Required work
Rewrite the lines below, putting "header-text" wherever "column-header-label" appears and leaving everything else untouched.

-- START OF Data supplied --

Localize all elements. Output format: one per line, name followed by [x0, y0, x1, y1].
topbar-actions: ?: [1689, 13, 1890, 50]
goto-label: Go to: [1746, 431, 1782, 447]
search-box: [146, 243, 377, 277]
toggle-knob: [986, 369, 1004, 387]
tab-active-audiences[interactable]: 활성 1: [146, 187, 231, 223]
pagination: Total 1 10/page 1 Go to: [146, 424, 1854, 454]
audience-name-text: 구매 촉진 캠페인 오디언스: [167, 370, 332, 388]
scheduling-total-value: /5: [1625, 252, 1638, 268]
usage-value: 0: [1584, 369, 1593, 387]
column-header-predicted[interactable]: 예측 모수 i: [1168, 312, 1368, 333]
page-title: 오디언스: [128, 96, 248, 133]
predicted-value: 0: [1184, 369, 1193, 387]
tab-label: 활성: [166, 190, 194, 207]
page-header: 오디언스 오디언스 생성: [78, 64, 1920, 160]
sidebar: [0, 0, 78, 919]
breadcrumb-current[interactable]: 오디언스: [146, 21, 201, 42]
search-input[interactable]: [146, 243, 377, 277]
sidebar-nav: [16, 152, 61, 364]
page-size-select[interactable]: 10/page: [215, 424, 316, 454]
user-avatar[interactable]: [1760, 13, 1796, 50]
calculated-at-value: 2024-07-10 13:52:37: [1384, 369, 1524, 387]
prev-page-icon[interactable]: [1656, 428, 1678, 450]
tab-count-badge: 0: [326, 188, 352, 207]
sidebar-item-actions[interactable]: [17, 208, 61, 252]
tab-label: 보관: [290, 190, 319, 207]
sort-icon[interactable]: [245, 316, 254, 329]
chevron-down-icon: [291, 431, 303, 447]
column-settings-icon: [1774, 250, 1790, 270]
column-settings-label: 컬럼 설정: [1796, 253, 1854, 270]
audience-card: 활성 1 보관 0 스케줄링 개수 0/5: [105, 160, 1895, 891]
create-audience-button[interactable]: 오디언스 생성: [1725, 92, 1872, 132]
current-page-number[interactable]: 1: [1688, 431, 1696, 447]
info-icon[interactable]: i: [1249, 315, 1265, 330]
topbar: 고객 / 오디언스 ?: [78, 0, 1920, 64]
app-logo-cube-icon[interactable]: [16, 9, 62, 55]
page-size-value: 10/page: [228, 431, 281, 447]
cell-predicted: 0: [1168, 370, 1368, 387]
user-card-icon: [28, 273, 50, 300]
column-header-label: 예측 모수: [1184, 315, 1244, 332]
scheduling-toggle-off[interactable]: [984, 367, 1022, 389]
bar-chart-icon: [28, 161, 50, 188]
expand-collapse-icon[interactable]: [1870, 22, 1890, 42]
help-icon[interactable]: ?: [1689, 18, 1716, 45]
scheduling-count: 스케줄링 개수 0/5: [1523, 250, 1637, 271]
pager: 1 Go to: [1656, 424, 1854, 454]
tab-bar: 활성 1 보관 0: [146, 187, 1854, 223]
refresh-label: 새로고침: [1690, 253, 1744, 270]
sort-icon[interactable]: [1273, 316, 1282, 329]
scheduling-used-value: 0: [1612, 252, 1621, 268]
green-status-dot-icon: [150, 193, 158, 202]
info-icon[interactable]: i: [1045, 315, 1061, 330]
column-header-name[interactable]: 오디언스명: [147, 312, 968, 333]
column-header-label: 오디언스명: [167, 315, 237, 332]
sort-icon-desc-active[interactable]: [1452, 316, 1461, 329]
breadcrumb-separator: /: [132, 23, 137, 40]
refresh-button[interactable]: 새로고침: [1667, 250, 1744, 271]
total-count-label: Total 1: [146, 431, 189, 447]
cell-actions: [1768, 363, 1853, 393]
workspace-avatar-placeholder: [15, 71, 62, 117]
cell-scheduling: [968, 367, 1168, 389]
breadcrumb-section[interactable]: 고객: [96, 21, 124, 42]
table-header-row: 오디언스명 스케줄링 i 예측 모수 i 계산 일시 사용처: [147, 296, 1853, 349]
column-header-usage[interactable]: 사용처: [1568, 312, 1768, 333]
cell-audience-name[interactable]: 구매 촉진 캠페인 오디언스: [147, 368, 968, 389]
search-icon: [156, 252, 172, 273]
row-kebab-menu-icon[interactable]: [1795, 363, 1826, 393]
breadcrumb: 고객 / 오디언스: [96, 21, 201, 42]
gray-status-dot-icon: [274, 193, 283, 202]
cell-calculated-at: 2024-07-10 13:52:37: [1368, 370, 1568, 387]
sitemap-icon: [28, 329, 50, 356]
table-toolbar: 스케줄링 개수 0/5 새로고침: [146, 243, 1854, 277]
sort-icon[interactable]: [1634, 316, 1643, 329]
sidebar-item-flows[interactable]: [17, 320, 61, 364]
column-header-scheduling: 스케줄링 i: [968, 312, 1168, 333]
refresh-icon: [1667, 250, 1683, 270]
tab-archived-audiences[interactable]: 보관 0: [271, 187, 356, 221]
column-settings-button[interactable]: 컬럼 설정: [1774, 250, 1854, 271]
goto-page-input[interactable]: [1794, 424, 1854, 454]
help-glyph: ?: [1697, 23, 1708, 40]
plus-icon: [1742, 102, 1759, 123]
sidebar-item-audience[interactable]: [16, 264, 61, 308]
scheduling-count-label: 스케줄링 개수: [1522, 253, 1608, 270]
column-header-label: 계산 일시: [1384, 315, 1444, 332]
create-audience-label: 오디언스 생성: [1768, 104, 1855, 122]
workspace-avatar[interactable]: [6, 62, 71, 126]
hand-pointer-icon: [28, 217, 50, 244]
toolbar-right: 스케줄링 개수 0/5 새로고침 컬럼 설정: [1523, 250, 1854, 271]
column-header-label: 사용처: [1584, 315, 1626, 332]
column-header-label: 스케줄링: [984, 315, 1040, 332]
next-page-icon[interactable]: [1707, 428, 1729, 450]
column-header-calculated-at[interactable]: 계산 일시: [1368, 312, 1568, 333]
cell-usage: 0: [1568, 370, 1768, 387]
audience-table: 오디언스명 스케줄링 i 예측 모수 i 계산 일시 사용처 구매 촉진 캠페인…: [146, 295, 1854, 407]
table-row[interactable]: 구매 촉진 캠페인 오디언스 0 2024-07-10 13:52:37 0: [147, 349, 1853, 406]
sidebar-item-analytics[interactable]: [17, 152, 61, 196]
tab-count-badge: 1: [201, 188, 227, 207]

-- END OF Data supplied --

Answer for the task
Localize all elements. Output format: one per line, name followed by [x0, y0, x1, y1].
topbar-actions: ?: [1689, 13, 1890, 50]
goto-label: Go to: [1746, 431, 1782, 447]
search-box: [146, 243, 377, 277]
toggle-knob: [986, 369, 1004, 387]
tab-active-audiences[interactable]: 활성 1: [146, 187, 231, 223]
pagination: Total 1 10/page 1 Go to: [146, 424, 1854, 454]
audience-name-text: 구매 촉진 캠페인 오디언스: [167, 370, 332, 388]
scheduling-total-value: /5: [1625, 252, 1638, 268]
usage-value: 0: [1584, 369, 1593, 387]
column-header-predicted[interactable]: 예측 모수 i: [1168, 312, 1368, 333]
page-title: 오디언스: [128, 96, 248, 133]
predicted-value: 0: [1184, 369, 1193, 387]
tab-label: 활성: [166, 190, 194, 207]
page-header: 오디언스 오디언스 생성: [78, 64, 1920, 160]
sidebar: [0, 0, 78, 919]
breadcrumb-current[interactable]: 오디언스: [146, 21, 201, 42]
search-input[interactable]: [146, 243, 377, 277]
sidebar-nav: [16, 152, 61, 364]
page-size-select[interactable]: 10/page: [215, 424, 316, 454]
user-avatar[interactable]: [1760, 13, 1796, 50]
calculated-at-value: 2024-07-10 13:52:37: [1384, 369, 1524, 387]
prev-page-icon[interactable]: [1656, 428, 1678, 450]
tab-count-badge: 0: [326, 188, 352, 207]
sidebar-item-actions[interactable]: [17, 208, 61, 252]
tab-label: 보관: [290, 190, 319, 207]
sort-icon[interactable]: [245, 316, 254, 329]
chevron-down-icon: [291, 431, 303, 447]
column-settings-icon: [1774, 250, 1790, 270]
column-settings-label: 컬럼 설정: [1796, 253, 1854, 270]
audience-card: 활성 1 보관 0 스케줄링 개수 0/5: [105, 160, 1895, 891]
create-audience-button[interactable]: 오디언스 생성: [1725, 92, 1872, 132]
current-page-number[interactable]: 1: [1688, 431, 1696, 447]
info-icon[interactable]: i: [1249, 315, 1265, 330]
topbar: 고객 / 오디언스 ?: [78, 0, 1920, 64]
app-logo-cube-icon[interactable]: [16, 9, 62, 55]
page-size-value: 10/page: [228, 431, 281, 447]
cell-predicted: 0: [1168, 370, 1368, 387]
user-card-icon: [28, 273, 50, 300]
header-text: 예측 모수: [1184, 315, 1244, 332]
scheduling-toggle-off[interactable]: [984, 367, 1022, 389]
bar-chart-icon: [28, 161, 50, 188]
expand-collapse-icon[interactable]: [1870, 22, 1890, 42]
help-icon[interactable]: ?: [1689, 18, 1716, 45]
scheduling-count: 스케줄링 개수 0/5: [1523, 250, 1637, 271]
pager: 1 Go to: [1656, 424, 1854, 454]
tab-bar: 활성 1 보관 0: [146, 187, 1854, 223]
refresh-label: 새로고침: [1690, 253, 1744, 270]
sort-icon[interactable]: [1273, 316, 1282, 329]
scheduling-used-value: 0: [1612, 252, 1621, 268]
green-status-dot-icon: [150, 193, 158, 202]
info-icon[interactable]: i: [1045, 315, 1061, 330]
column-header-name[interactable]: 오디언스명: [147, 312, 968, 333]
header-text: 오디언스명: [167, 315, 237, 332]
sort-icon-desc-active[interactable]: [1452, 316, 1461, 329]
breadcrumb-separator: /: [132, 23, 137, 40]
refresh-button[interactable]: 새로고침: [1667, 250, 1744, 271]
total-count-label: Total 1: [146, 431, 189, 447]
cell-actions: [1768, 363, 1853, 393]
workspace-avatar-placeholder: [15, 71, 62, 117]
cell-scheduling: [968, 367, 1168, 389]
breadcrumb-section[interactable]: 고객: [96, 21, 124, 42]
table-header-row: 오디언스명 스케줄링 i 예측 모수 i 계산 일시 사용처: [147, 296, 1853, 349]
column-header-usage[interactable]: 사용처: [1568, 312, 1768, 333]
cell-audience-name[interactable]: 구매 촉진 캠페인 오디언스: [147, 368, 968, 389]
search-icon: [156, 252, 172, 273]
row-kebab-menu-icon[interactable]: [1795, 363, 1826, 393]
breadcrumb: 고객 / 오디언스: [96, 21, 201, 42]
gray-status-dot-icon: [274, 193, 283, 202]
cell-calculated-at: 2024-07-10 13:52:37: [1368, 370, 1568, 387]
sitemap-icon: [28, 329, 50, 356]
table-toolbar: 스케줄링 개수 0/5 새로고침: [146, 243, 1854, 277]
sort-icon[interactable]: [1634, 316, 1643, 329]
sidebar-item-flows[interactable]: [17, 320, 61, 364]
column-header-scheduling: 스케줄링 i: [968, 312, 1168, 333]
refresh-icon: [1667, 250, 1683, 270]
tab-archived-audiences[interactable]: 보관 0: [271, 187, 356, 221]
column-settings-button[interactable]: 컬럼 설정: [1774, 250, 1854, 271]
goto-page-input[interactable]: [1794, 424, 1854, 454]
help-glyph: ?: [1697, 23, 1708, 40]
plus-icon: [1742, 102, 1759, 123]
sidebar-item-audience[interactable]: [16, 264, 61, 308]
scheduling-count-label: 스케줄링 개수: [1522, 253, 1608, 270]
header-text: 계산 일시: [1384, 315, 1444, 332]
create-audience-label: 오디언스 생성: [1768, 104, 1855, 122]
workspace-avatar[interactable]: [6, 62, 71, 126]
hand-pointer-icon: [28, 217, 50, 244]
toolbar-right: 스케줄링 개수 0/5 새로고침 컬럼 설정: [1523, 250, 1854, 271]
header-text: 사용처: [1584, 315, 1626, 332]
header-text: 스케줄링: [984, 315, 1040, 332]
next-page-icon[interactable]: [1707, 428, 1729, 450]
column-header-calculated-at[interactable]: 계산 일시: [1368, 312, 1568, 333]
cell-usage: 0: [1568, 370, 1768, 387]
audience-table: 오디언스명 스케줄링 i 예측 모수 i 계산 일시 사용처 구매 촉진 캠페인…: [146, 295, 1854, 407]
table-row[interactable]: 구매 촉진 캠페인 오디언스 0 2024-07-10 13:52:37 0: [147, 349, 1853, 406]
sidebar-item-analytics[interactable]: [17, 152, 61, 196]
tab-count-badge: 1: [201, 188, 227, 207]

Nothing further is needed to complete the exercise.